## Provided passage
One of these higher level intense visions occurs when Angel is at the “Phantom Jam” party, scene twenty-three. But leading up to that, in scene twenty-two, Michael psychically knows to go to this particular party to find her and her friends. Though he does not encounter Angel there, due to her leaving early with her friend Maya, he does know who her friend Harley is and how to find her in order to kill her and the guy whose van she is in. That is when, in scene twenty-three, Angel goes into an overpowering vision of her mother in the white gown with child-Michael beside her. Angel asks, “What do you want from me?” Her mother responds, “It’s almost time to come home, Angel.” Child-Michael asks their mother, “Is she ready?” She responds, “Soon,” just before Angel envisions and feels psychotic adult-Michael grab her from behind. To emphasize, again, that Michael once was an innocent child, a victim of abuse, the scene flashes quickly back and forth between the images of child-Michael’s face and adult-Michael holding Angel around her waist from behind. Angel screams and thrashes around in the arms of a life-size Werewolf replica, imagining it as adult-Michael. This vision is much more advanced and intense than the one she encounters that morning in the bathroom because in this one she sees child-Michael, shares dialogue with her mother, and she sees and feels adult-Michael. This increase in intensity and clarity is because of Michael’s close proximity to Angel; she is now sharing aspects of his visions and knows his intention to take her home.
Michael’s love for his baby sister is evident in scene twenty-seven when she is running from him, after the death of her best friend Annie, and a passing motorist picks her up to take her to a hospital. Though Michael flips the car over into the ditch, once the car catches fire and he realizes Angel is still in there, he rescues her by pulling her out, and then he proceeds to carry her, like a child, to the shack, to safety and hiding. The image that follows shows the family back together again—adult-Michael, child-Michael, Angel and Mom—leaving behind them, in the background, the car in flames, exploding. This image signifies all the pain and the suffering the Myers family goes through, as well as all the pain and suffering Michael causes in order to bring his family back together. It also signifies, as the lyrics of the final song of the soundtrack say, “Love is like a flame, burns you when it’s hot—love burns.”

## Exercise tasks
**1)** Answer these questions from the passage above about Angel and Michael's visions.
(a) At which party does Angel have the vision described in scene twenty-three?
(b) Which friend does Angel leave that party early with?
(c) Where does Michael carry Angel after pulling her out of the burning car?
**2)** Extend the passage above about Angel and Michael, picking up after its final sentence.

(Items drawn from a data source)
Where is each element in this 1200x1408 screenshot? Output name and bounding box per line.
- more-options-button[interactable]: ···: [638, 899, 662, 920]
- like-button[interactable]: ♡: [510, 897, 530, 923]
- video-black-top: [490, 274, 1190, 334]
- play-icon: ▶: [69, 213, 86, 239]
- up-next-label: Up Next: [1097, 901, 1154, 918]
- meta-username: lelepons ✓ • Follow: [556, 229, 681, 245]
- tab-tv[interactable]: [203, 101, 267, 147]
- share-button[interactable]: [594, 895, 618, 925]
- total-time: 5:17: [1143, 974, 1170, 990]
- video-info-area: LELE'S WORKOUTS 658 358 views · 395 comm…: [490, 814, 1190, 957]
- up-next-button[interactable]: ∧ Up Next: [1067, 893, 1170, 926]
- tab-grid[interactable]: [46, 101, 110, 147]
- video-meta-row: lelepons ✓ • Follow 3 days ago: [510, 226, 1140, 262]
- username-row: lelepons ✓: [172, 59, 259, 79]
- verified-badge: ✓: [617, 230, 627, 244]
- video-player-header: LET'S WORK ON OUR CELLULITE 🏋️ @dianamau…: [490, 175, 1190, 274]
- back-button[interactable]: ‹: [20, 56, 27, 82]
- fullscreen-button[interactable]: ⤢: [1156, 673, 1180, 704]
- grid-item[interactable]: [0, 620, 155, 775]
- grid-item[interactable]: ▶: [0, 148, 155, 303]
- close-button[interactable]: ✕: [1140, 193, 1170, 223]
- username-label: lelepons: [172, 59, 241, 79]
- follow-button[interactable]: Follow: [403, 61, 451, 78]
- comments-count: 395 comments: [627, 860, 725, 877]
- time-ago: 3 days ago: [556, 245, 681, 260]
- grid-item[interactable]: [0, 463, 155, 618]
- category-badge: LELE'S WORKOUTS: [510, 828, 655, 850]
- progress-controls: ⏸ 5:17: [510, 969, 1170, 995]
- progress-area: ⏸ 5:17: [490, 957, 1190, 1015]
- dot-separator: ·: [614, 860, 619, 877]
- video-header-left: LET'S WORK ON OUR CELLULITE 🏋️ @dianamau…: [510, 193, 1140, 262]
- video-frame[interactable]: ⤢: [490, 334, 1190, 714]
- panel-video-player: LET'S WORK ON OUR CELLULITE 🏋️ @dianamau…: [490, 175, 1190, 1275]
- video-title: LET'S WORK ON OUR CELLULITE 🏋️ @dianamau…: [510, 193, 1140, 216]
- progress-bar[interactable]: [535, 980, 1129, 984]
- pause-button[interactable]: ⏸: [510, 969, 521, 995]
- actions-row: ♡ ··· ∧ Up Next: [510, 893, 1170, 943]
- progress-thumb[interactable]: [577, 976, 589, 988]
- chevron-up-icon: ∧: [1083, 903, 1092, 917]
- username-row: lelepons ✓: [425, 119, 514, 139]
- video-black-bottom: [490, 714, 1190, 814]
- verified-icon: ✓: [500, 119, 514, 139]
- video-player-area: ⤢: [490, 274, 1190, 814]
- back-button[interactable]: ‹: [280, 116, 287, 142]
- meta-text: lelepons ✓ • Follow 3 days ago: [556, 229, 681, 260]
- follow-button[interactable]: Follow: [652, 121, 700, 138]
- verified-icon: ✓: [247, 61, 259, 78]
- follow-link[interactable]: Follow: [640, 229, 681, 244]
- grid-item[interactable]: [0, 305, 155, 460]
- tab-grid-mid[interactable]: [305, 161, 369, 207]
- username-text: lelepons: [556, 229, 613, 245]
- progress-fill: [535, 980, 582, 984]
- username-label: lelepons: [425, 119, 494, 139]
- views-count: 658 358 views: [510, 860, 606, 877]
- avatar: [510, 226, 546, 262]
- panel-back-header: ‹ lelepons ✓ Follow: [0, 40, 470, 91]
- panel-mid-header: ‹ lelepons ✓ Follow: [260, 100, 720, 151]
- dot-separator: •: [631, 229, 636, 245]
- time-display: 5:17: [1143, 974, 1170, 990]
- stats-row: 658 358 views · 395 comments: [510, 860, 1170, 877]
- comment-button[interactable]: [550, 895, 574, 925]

## Answer section
**1)**
(a) The "Phantom Jam" party.
(b) Maya.
(c) To the shack.

**2)**
Once Angel wakes in the shack, she sees all the same visions as Michael—their mother in a white gown, her eyes lined in thick black makeup, and child-Michael holding Angel down. At this point, Michael and Angel have almost become one mind, a shared madness. But Angel is still unclear who the woman in white is, until Angel asks, and her mother responds, “You know who I am, Angel. Now repeat after me—I love you, Mommy.” She repeats the last line three times, with the final repeat as a whisper, and Angel obeys, multiple times repeating the line, until she is screaming and trying to break free from child-Michael’s grasp on her. Angel is now aware the woman in white from the visions is their mother. Though Michael stands holding a knife in his hands, he has not attempted to kill Angel; he is hesitant, uncertain what to do, waiting for instruction from the image of their mother. In every killing up to this point, this is the only person he hesitates with, and it is because of his love for his baby sister, Angel.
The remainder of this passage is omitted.